### Given request:
Omit images. Retype all entries verbatim.

--- START Given data ---

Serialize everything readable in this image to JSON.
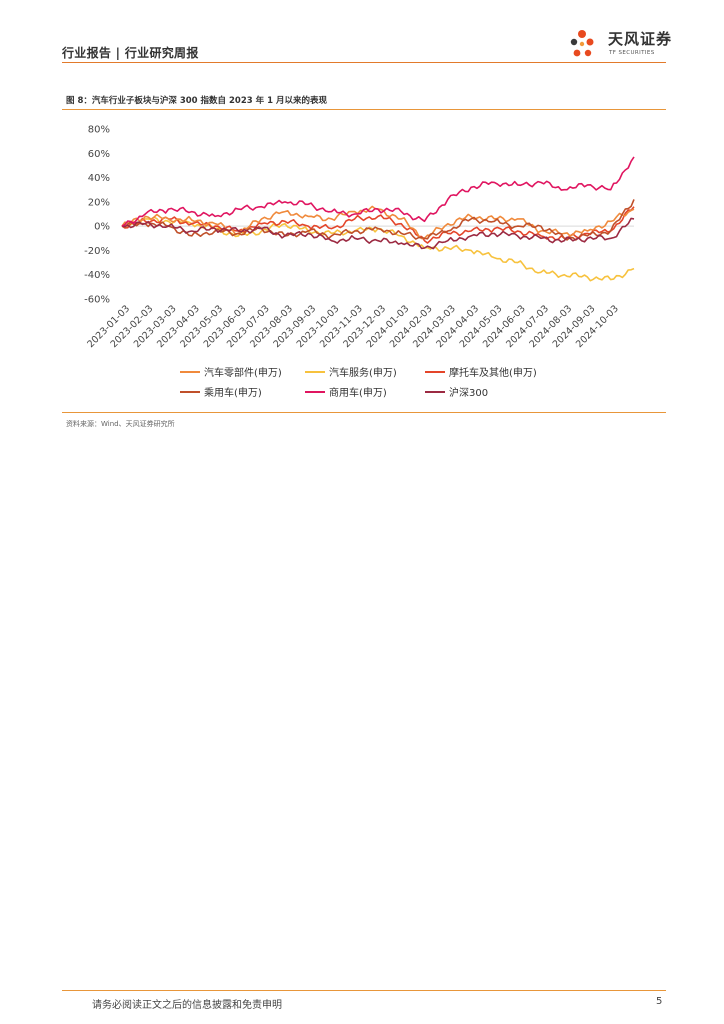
{
  "header": {
    "title": "行业报告 | 行业研究周报",
    "logo_text": "天风证券",
    "logo_sub": "TF SECURITIES"
  },
  "figure": {
    "title": "图 8：汽车行业子板块与沪深 300 指数自 2023 年 1 月以来的表现",
    "source": "资料来源：Wind、天风证券研究所"
  },
  "footer": {
    "disclaimer": "请务必阅读正文之后的信息披露和免责申明",
    "page_number": "5"
  },
  "colors": {
    "accent": "#e8963a",
    "parts": "#f08a3c",
    "service": "#f7c23e",
    "moto": "#e4452a",
    "passenger": "#c0502a",
    "commercial": "#e01560",
    "hs300": "#9c2a42"
  },
  "chart_data": {
    "type": "line",
    "x": [
      "2023-01-03",
      "2023-02-03",
      "2023-03-03",
      "2023-04-03",
      "2023-05-03",
      "2023-06-03",
      "2023-07-03",
      "2023-08-03",
      "2023-09-03",
      "2023-10-03",
      "2023-11-03",
      "2023-12-03",
      "2024-01-03",
      "2024-02-03",
      "2024-03-03",
      "2024-04-03",
      "2024-05-03",
      "2024-06-03",
      "2024-07-03",
      "2024-08-03",
      "2024-09-03",
      "2024-10-03",
      "2024-10-25"
    ],
    "ylim": [
      -60,
      80
    ],
    "yticks": [
      "80%",
      "60%",
      "40%",
      "20%",
      "0%",
      "-20%",
      "-40%",
      "-60%"
    ],
    "ytick_values": [
      80,
      60,
      40,
      20,
      0,
      -20,
      -40,
      -60
    ],
    "series": [
      {
        "name": "汽车零部件(申万)",
        "color_key": "parts",
        "values": [
          0,
          8,
          6,
          5,
          2,
          -6,
          6,
          12,
          8,
          6,
          12,
          14,
          6,
          -10,
          2,
          8,
          6,
          6,
          -4,
          -6,
          -4,
          4,
          14
        ]
      },
      {
        "name": "汽车服务(申万)",
        "color_key": "service",
        "values": [
          0,
          6,
          4,
          2,
          -2,
          -8,
          -4,
          2,
          -4,
          -6,
          -4,
          -2,
          -8,
          -18,
          -18,
          -20,
          -26,
          -30,
          -38,
          -40,
          -42,
          -44,
          -35
        ]
      },
      {
        "name": "摩托车及其他(申万)",
        "color_key": "moto",
        "values": [
          0,
          4,
          6,
          2,
          0,
          -4,
          2,
          4,
          0,
          -2,
          6,
          8,
          2,
          -12,
          -6,
          -4,
          -2,
          -4,
          -8,
          -10,
          -6,
          -4,
          16
        ]
      },
      {
        "name": "乘用车(申万)",
        "color_key": "passenger",
        "values": [
          0,
          2,
          0,
          -8,
          -4,
          -6,
          -2,
          -8,
          -4,
          -8,
          -4,
          -2,
          -6,
          -10,
          -4,
          6,
          4,
          0,
          0,
          -10,
          -8,
          -4,
          22
        ]
      },
      {
        "name": "商用车(申万)",
        "color_key": "commercial",
        "values": [
          0,
          10,
          14,
          12,
          8,
          14,
          16,
          20,
          18,
          12,
          10,
          14,
          12,
          4,
          22,
          32,
          36,
          34,
          36,
          30,
          34,
          30,
          57
        ]
      },
      {
        "name": "沪深300",
        "color_key": "hs300",
        "values": [
          0,
          2,
          0,
          -4,
          -2,
          -4,
          -2,
          -8,
          -6,
          -12,
          -10,
          -12,
          -14,
          -18,
          -12,
          -8,
          -6,
          -8,
          -10,
          -12,
          -10,
          -10,
          6
        ]
      }
    ]
  }
}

--- END Given data ---

### Task solution:
Serialize everything readable in this image to JSON.
{
  "header": {
    "title": "行业报告 | 行业研究周报",
    "logo_text": "天风证券",
    "logo_sub": "TF SECURITIES"
  },
  "figure": {
    "title": "图 8：汽车行业子板块与沪深 300 指数自 2023 年 1 月以来的表现",
    "source": "资料来源：Wind、天风证券研究所"
  },
  "footer": {
    "disclaimer": "请务必阅读正文之后的信息披露和免责申明",
    "page_number": "5"
  },
  "colors": {
    "accent": "#e8963a",
    "parts": "#f08a3c",
    "service": "#f7c23e",
    "moto": "#e4452a",
    "passenger": "#c0502a",
    "commercial": "#e01560",
    "hs300": "#9c2a42"
  },
  "chart_data": {
    "type": "line",
    "x": [
      "2023-01-03",
      "2023-02-03",
      "2023-03-03",
      "2023-04-03",
      "2023-05-03",
      "2023-06-03",
      "2023-07-03",
      "2023-08-03",
      "2023-09-03",
      "2023-10-03",
      "2023-11-03",
      "2023-12-03",
      "2024-01-03",
      "2024-02-03",
      "2024-03-03",
      "2024-04-03",
      "2024-05-03",
      "2024-06-03",
      "2024-07-03",
      "2024-08-03",
      "2024-09-03",
      "2024-10-03",
      "2024-10-25"
    ],
    "ylim": [
      -60,
      80
    ],
    "yticks": [
      "80%",
      "60%",
      "40%",
      "20%",
      "0%",
      "-20%",
      "-40%",
      "-60%"
    ],
    "ytick_values": [
      80,
      60,
      40,
      20,
      0,
      -20,
      -40,
      -60
    ],
    "series": [
      {
        "name": "汽车零部件(申万)",
        "color_key": "parts",
        "values": [
          0,
          8,
          6,
          5,
          2,
          -6,
          6,
          12,
          8,
          6,
          12,
          14,
          6,
          -10,
          2,
          8,
          6,
          6,
          -4,
          -6,
          -4,
          4,
          14
        ]
      },
      {
        "name": "汽车服务(申万)",
        "color_key": "service",
        "values": [
          0,
          6,
          4,
          2,
          -2,
          -8,
          -4,
          2,
          -4,
          -6,
          -4,
          -2,
          -8,
          -18,
          -18,
          -20,
          -26,
          -30,
          -38,
          -40,
          -42,
          -44,
          -35
        ]
      },
      {
        "name": "摩托车及其他(申万)",
        "color_key": "moto",
        "values": [
          0,
          4,
          6,
          2,
          0,
          -4,
          2,
          4,
          0,
          -2,
          6,
          8,
          2,
          -12,
          -6,
          -4,
          -2,
          -4,
          -8,
          -10,
          -6,
          -4,
          16
        ]
      },
      {
        "name": "乘用车(申万)",
        "color_key": "passenger",
        "values": [
          0,
          2,
          0,
          -8,
          -4,
          -6,
          -2,
          -8,
          -4,
          -8,
          -4,
          -2,
          -6,
          -10,
          -4,
          6,
          4,
          0,
          0,
          -10,
          -8,
          -4,
          22
        ]
      },
      {
        "name": "商用车(申万)",
        "color_key": "commercial",
        "values": [
          0,
          10,
          14,
          12,
          8,
          14,
          16,
          20,
          18,
          12,
          10,
          14,
          12,
          4,
          22,
          32,
          36,
          34,
          36,
          30,
          34,
          30,
          57
        ]
      },
      {
        "name": "沪深300",
        "color_key": "hs300",
        "values": [
          0,
          2,
          0,
          -4,
          -2,
          -4,
          -2,
          -8,
          -6,
          -12,
          -10,
          -12,
          -14,
          -18,
          -12,
          -8,
          -6,
          -8,
          -10,
          -12,
          -10,
          -10,
          6
        ]
      }
    ]
  }
}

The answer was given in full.